» **Task objective**:
Can you reproduce the data verbatim, from its first line through the line holding "- y-tick-label: 2500: [34, 30, 66, 45]", inclusive?

» **Records provided**:
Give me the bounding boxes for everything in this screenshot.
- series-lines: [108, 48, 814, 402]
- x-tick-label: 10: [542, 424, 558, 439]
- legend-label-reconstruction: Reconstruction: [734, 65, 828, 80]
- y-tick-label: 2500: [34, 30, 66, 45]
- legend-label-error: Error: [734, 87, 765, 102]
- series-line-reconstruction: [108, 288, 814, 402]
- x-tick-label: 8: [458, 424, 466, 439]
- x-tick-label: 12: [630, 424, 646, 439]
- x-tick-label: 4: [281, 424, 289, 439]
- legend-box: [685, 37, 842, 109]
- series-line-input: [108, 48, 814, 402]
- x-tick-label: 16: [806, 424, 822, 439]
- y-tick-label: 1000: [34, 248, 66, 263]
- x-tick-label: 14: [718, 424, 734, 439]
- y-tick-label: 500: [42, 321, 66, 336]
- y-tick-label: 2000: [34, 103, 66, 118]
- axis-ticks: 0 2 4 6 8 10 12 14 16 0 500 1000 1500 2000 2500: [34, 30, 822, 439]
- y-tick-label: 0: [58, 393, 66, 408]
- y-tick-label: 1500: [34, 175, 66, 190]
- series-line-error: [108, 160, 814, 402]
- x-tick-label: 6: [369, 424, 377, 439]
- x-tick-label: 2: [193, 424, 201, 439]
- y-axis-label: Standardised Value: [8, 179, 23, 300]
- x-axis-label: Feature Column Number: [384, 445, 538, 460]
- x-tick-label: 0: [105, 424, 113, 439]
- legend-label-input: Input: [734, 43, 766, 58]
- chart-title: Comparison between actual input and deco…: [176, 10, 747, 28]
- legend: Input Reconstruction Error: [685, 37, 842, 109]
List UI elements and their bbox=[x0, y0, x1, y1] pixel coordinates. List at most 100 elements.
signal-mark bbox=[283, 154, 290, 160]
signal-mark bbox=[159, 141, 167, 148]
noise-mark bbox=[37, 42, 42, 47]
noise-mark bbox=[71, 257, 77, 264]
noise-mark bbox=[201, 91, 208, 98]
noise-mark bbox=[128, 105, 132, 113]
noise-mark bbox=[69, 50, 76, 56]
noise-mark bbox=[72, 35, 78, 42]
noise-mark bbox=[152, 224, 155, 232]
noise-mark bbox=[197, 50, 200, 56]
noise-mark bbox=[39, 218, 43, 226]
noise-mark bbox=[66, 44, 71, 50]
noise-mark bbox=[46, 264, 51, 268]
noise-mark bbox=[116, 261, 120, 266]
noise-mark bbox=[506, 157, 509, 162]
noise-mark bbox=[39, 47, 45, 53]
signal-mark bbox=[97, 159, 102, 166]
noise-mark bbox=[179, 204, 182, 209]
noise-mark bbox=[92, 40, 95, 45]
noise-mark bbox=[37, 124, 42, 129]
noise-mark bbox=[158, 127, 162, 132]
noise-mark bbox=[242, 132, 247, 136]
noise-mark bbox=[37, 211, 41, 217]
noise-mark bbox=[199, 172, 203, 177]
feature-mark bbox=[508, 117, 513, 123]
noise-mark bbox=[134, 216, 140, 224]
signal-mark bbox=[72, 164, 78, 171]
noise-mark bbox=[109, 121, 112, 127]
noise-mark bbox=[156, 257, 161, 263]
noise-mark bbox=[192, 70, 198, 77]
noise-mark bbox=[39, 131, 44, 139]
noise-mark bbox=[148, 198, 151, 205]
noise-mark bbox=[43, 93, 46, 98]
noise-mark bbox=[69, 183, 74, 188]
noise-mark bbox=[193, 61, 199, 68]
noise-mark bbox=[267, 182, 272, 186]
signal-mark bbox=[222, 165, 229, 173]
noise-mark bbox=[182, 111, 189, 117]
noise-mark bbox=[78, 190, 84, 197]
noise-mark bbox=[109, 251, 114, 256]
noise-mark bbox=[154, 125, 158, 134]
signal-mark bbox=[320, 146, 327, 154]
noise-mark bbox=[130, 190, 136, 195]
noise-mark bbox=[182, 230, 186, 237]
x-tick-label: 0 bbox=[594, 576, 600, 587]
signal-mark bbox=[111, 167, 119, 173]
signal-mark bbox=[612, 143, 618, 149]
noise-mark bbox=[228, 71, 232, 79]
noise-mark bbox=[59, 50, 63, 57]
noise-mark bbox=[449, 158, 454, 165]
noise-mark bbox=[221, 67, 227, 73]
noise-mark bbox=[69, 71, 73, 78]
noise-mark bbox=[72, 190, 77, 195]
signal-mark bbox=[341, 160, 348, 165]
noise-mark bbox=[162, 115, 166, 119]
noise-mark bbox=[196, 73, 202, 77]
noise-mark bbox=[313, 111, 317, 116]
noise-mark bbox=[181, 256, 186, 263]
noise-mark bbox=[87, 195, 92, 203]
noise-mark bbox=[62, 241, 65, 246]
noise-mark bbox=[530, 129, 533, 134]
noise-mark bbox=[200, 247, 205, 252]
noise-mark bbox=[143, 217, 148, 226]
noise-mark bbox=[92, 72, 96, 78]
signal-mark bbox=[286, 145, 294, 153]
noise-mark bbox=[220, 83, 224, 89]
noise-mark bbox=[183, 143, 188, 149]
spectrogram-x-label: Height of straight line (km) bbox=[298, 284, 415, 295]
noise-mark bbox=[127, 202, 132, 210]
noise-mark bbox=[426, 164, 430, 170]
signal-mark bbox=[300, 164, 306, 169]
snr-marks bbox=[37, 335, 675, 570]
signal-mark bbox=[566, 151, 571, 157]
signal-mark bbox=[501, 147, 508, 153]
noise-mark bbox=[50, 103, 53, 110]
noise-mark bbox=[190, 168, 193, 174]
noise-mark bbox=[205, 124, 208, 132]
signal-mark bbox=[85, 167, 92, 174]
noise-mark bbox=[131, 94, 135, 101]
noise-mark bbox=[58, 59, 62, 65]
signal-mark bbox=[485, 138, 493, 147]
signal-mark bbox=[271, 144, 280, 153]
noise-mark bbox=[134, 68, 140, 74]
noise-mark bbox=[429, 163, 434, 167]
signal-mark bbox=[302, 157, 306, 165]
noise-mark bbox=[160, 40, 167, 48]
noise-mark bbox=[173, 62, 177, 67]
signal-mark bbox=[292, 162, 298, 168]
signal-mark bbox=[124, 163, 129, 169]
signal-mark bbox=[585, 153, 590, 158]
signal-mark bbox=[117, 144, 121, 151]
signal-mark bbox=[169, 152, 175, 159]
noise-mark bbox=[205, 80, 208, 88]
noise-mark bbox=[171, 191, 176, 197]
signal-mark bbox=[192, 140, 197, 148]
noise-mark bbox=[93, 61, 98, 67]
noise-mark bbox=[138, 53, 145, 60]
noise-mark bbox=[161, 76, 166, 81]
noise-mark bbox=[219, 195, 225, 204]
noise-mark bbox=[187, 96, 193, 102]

» **Response to the exercise**:
Give me the bounding boxes for everything in this screenshot.
- series-lines: [108, 48, 814, 402]
- x-tick-label: 10: [542, 424, 558, 439]
- legend-label-reconstruction: Reconstruction: [734, 65, 828, 80]
- y-tick-label: 2500: [34, 30, 66, 45]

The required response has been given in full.